Records for the exercise:
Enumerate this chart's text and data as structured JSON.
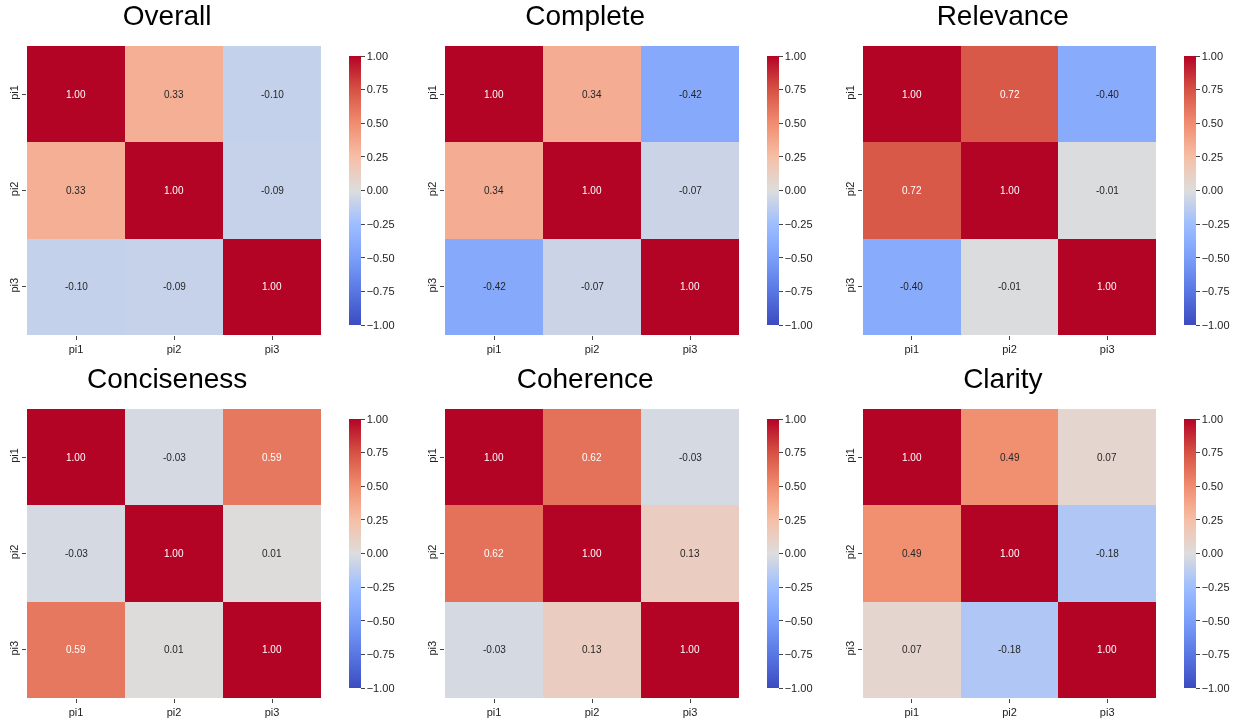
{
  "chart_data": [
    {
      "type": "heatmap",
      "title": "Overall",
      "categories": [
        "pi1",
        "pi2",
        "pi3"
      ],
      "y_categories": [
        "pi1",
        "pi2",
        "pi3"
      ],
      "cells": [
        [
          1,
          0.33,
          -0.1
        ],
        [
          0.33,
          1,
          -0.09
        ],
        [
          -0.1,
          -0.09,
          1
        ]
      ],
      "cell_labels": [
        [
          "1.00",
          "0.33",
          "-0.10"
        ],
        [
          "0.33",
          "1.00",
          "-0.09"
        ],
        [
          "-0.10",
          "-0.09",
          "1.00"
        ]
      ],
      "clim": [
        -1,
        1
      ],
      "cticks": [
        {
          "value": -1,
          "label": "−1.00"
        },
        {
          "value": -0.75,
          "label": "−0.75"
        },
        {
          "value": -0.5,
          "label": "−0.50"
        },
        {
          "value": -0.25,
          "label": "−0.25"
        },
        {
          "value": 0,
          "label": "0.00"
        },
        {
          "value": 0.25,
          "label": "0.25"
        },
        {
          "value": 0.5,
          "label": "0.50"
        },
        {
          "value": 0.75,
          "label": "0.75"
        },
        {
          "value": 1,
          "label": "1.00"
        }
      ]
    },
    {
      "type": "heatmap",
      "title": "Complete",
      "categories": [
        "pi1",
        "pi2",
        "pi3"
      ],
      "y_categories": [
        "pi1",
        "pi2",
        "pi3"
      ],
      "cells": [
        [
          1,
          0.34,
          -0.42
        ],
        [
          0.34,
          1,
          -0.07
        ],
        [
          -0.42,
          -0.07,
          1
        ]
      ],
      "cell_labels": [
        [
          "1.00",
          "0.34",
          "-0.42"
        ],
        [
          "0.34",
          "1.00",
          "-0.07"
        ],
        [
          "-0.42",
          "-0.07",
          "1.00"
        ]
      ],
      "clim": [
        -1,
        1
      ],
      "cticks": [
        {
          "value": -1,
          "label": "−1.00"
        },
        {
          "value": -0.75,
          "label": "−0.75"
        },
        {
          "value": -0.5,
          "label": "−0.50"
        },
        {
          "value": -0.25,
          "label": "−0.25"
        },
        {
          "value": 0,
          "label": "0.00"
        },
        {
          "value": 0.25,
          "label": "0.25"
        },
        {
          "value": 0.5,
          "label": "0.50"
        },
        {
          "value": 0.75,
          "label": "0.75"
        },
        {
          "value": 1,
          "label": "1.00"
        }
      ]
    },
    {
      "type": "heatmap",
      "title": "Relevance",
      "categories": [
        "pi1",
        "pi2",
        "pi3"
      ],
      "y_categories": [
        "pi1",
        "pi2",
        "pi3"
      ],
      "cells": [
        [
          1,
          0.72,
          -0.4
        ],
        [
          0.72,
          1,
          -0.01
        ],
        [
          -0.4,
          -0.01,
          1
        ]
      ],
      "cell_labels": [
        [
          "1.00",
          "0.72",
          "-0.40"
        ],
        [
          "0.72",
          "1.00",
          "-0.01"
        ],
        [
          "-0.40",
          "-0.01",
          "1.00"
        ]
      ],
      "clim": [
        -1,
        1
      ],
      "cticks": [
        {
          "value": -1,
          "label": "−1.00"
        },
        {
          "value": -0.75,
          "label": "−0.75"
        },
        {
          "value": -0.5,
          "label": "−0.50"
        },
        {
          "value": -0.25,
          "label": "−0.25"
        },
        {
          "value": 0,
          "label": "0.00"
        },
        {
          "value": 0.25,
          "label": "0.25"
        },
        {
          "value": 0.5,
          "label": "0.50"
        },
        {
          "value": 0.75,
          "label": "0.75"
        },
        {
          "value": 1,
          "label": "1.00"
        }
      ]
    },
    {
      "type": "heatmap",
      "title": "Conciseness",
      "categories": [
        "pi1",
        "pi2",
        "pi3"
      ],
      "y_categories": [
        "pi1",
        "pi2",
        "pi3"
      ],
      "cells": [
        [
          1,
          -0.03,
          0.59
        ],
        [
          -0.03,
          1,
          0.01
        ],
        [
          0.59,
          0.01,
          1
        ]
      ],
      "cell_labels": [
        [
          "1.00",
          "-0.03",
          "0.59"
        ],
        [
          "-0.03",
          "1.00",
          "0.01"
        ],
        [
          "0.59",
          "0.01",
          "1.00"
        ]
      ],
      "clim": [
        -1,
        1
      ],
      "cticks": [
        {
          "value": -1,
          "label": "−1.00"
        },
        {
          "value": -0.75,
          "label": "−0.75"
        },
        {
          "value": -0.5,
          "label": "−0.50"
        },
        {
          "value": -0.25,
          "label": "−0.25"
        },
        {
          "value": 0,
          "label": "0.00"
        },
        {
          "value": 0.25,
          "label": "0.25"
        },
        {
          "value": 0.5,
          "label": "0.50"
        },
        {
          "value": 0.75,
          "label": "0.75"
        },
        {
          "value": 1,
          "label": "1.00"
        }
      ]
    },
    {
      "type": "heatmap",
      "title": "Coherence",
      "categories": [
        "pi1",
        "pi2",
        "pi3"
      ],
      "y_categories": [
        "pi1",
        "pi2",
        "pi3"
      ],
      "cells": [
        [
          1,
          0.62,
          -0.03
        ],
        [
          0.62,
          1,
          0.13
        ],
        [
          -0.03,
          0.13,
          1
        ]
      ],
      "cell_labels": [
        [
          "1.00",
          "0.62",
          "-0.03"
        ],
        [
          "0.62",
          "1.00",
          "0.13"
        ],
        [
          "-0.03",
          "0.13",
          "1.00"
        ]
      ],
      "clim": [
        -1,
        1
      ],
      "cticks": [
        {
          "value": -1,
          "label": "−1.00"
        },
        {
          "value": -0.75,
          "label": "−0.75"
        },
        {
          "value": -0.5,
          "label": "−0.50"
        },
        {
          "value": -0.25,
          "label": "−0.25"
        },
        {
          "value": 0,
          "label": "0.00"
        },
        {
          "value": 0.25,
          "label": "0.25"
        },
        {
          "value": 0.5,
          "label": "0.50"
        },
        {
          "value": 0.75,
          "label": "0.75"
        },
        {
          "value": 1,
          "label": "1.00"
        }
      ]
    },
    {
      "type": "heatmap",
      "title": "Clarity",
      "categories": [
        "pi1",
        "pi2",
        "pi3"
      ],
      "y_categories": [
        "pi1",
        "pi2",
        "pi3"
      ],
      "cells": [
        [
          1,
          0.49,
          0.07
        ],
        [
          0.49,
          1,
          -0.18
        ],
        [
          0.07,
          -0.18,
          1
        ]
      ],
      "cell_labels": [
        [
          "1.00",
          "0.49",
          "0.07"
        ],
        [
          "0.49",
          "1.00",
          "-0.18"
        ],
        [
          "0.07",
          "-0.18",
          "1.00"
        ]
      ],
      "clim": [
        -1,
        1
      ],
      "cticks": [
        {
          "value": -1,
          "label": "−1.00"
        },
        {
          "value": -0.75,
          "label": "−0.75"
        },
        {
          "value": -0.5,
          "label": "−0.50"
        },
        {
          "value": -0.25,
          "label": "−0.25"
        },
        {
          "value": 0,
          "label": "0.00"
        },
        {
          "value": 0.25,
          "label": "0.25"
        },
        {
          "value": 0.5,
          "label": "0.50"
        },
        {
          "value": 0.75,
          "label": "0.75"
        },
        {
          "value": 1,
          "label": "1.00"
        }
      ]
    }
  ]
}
---
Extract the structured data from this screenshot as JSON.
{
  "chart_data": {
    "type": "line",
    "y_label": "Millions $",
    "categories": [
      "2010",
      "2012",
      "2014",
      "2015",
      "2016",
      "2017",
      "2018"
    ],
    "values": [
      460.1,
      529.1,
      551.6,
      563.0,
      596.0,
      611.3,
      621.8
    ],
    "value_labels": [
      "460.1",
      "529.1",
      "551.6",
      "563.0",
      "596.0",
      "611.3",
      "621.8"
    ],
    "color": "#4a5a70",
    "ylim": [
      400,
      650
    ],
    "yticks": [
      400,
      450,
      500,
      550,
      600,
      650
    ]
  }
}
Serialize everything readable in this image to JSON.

What you have to do: Taking the records above, retype every line from the one with "Extract the structured" down to the one with "Serialize everything readable", exactly and with nothing else.

Complete output:
Extract the structured data from this screenshot as JSON.
{
  "chart_data": {
    "type": "line",
    "y_label": "Millions $",
    "categories": [
      "2010",
      "2012",
      "2014",
      "2015",
      "2016",
      "2017",
      "2018"
    ],
    "values": [
      460.1,
      529.1,
      551.6,
      563.0,
      596.0,
      611.3,
      621.8
    ],
    "value_labels": [
      "460.1",
      "529.1",
      "551.6",
      "563.0",
      "596.0",
      "611.3",
      "621.8"
    ],
    "color": "#4a5a70",
    "ylim": [
      400,
      650
    ],
    "yticks": [
      400,
      450,
      500,
      550,
      600,
      650
    ]
  }
}
Serialize everything readable in this image to JSON.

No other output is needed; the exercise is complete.